(Stored items)
>>>>>

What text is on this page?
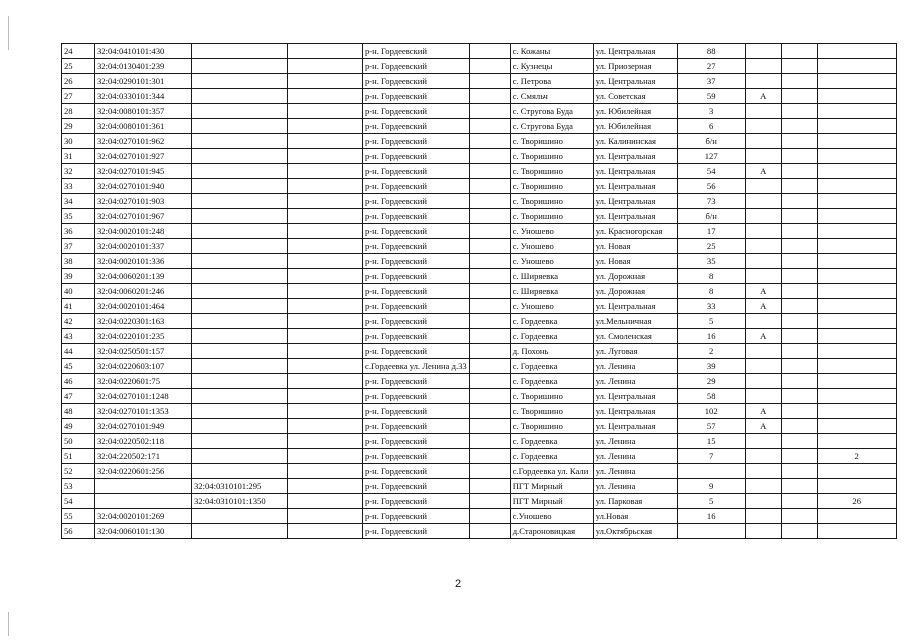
24	32:04:0410101:430			р-н. Гордеевский		с. Кожаны	ул. Центральная	88			
25	32:04:0130401:239			р-н. Гордеевский		с. Кузнецы	ул. Приозерная	27			
26	32:04:0290101:301			р-н. Гордеевский		с. Петрова	ул. Центральная	37			
27	32:04:0330101:344			р-н. Гордеевский		с. Смяльч	ул. Советская	59	А		
28	32:04:0080101:357			р-н. Гордеевский		с. Стругова Буда	ул. Юбилейная	3			
29	32:04:0080101:361			р-н. Гордеевский		с. Стругова Буда	ул. Юбилейная	6			
30	32:04:0270101:962			р-н. Гордеевский		с. Творишино	ул. Калининская	б/н			
31	32:04:0270101:927			р-н. Гордеевский		с. Творишино	ул. Центральная	127			
32	32:04:0270101:945			р-н. Гордеевский		с. Творишино	ул. Центральная	54	А		
33	32:04:0270101:940			р-н. Гордеевский		с. Творишино	ул. Центральная	56			
34	32:04:0270101:903			р-н. Гордеевский		с. Творишино	ул. Центральная	73			
35	32:04:0270101:967			р-н. Гордеевский		с. Творишино	ул. Центральная	б/н			
36	32:04:0020101:248			р-н. Гордеевский		с. Уношево	ул. Красногорская	17			
37	32:04:0020101:337			р-н. Гордеевский		с. Уношево	ул. Новая	25			
38	32:04:0020101:336			р-н. Гордеевский		с. Уношево	ул. Новая	35			
39	32:04:0060201:139			р-н. Гордеевский		с. Ширяевка	ул. Дорожная	8			
40	32:04:0060201:246			р-н. Гордеевский		с. Ширяевка	ул. Дорожная	8	А		
41	32:04:0020101:464			р-н. Гордеевский		с. Уношево	ул. Центральная	33	А		
42	32:04:0220301:163			р-н. Гордеевский		с. Гордеевка	ул.Мельничная	5			
43	32:04:0220101:235			р-н. Гордеевский		с. Гордеевка	ул. Смоленская	16	А		
44	32:04:0250501:157			р-н. Гордеевский		д. Похонь	ул. Луговая	2			
45	32:04:0220603:107			с.Гордеевка ул. Ленина д.33		с. Гордеевка	ул. Ленина	39			
46	32:04:0220601:75			р-н. Гордеевский		с. Гордеевка	ул. Ленина	29			
47	32:04:0270101:1248			р-н. Гордеевский		с. Творишино	ул. Центральная	58			
48	32:04:0270101:1353			р-н. Гордеевский		с. Творишино	ул. Центральная	102	А		
49	32:04:0270101:949			р-н. Гордеевский		с. Творишино	ул. Центральная	57	А		
50	32:04:0220502:118			р-н. Гордеевский		с. Гордеевка	ул. Ленина	15			
51	32:04:220502:171			р-н. Гордеевский		с. Гордеевка	ул. Ленина	7			2
52	32:04:0220601:256			р-н. Гордеевский		с.Гордеевка ул. Кали	ул. Ленина				
53		32:04:0310101:295		р-н. Гордеевский		ПГТ Мирный	ул. Ленина	9			
54		32:04:0310101:1350		р-н. Гордеевский		ПГТ Мирный	ул. Парковая	5			26
55	32:04:0020101:269			р-н. Гордеевский		с.Уношево	ул.Новая	16			
56	32:04:0060101:130			р-н. Гордеевский		д.Староновицкая	ул.Октябрьская				
2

<<<<<

### [PROMPT]
Copy every record above exactly, leaving out the pictures.

### [OUTPUT OF THE EXERCISE]
What text is on this page?
24	32:04:0410101:430			р-н. Гордеевский		с. Кожаны	ул. Центральная	88			
25	32:04:0130401:239			р-н. Гордеевский		с. Кузнецы	ул. Приозерная	27			
26	32:04:0290101:301			р-н. Гордеевский		с. Петрова	ул. Центральная	37			
27	32:04:0330101:344			р-н. Гордеевский		с. Смяльч	ул. Советская	59	А		
28	32:04:0080101:357			р-н. Гордеевский		с. Стругова Буда	ул. Юбилейная	3			
29	32:04:0080101:361			р-н. Гордеевский		с. Стругова Буда	ул. Юбилейная	6			
30	32:04:0270101:962			р-н. Гордеевский		с. Творишино	ул. Калининская	б/н			
31	32:04:0270101:927			р-н. Гордеевский		с. Творишино	ул. Центральная	127			
32	32:04:0270101:945			р-н. Гордеевский		с. Творишино	ул. Центральная	54	А		
33	32:04:0270101:940			р-н. Гордеевский		с. Творишино	ул. Центральная	56			
34	32:04:0270101:903			р-н. Гордеевский		с. Творишино	ул. Центральная	73			
35	32:04:0270101:967			р-н. Гордеевский		с. Творишино	ул. Центральная	б/н			
36	32:04:0020101:248			р-н. Гордеевский		с. Уношево	ул. Красногорская	17			
37	32:04:0020101:337			р-н. Гордеевский		с. Уношево	ул. Новая	25			
38	32:04:0020101:336			р-н. Гордеевский		с. Уношево	ул. Новая	35			
39	32:04:0060201:139			р-н. Гордеевский		с. Ширяевка	ул. Дорожная	8			
40	32:04:0060201:246			р-н. Гордеевский		с. Ширяевка	ул. Дорожная	8	А		
41	32:04:0020101:464			р-н. Гордеевский		с. Уношево	ул. Центральная	33	А		
42	32:04:0220301:163			р-н. Гордеевский		с. Гордеевка	ул.Мельничная	5			
43	32:04:0220101:235			р-н. Гордеевский		с. Гордеевка	ул. Смоленская	16	А		
44	32:04:0250501:157			р-н. Гордеевский		д. Похонь	ул. Луговая	2			
45	32:04:0220603:107			с.Гордеевка ул. Ленина д.33		с. Гордеевка	ул. Ленина	39			
46	32:04:0220601:75			р-н. Гордеевский		с. Гордеевка	ул. Ленина	29			
47	32:04:0270101:1248			р-н. Гордеевский		с. Творишино	ул. Центральная	58			
48	32:04:0270101:1353			р-н. Гордеевский		с. Творишино	ул. Центральная	102	А		
49	32:04:0270101:949			р-н. Гордеевский		с. Творишино	ул. Центральная	57	А		
50	32:04:0220502:118			р-н. Гордеевский		с. Гордеевка	ул. Ленина	15			
51	32:04:220502:171			р-н. Гордеевский		с. Гордеевка	ул. Ленина	7			2
52	32:04:0220601:256			р-н. Гордеевский		с.Гордеевка ул. Кали	ул. Ленина				
53		32:04:0310101:295		р-н. Гордеевский		ПГТ Мирный	ул. Ленина	9			
54		32:04:0310101:1350		р-н. Гордеевский		ПГТ Мирный	ул. Парковая	5			26
55	32:04:0020101:269			р-н. Гордеевский		с.Уношево	ул.Новая	16			
56	32:04:0060101:130			р-н. Гордеевский		д.Староновицкая	ул.Октябрьская				
2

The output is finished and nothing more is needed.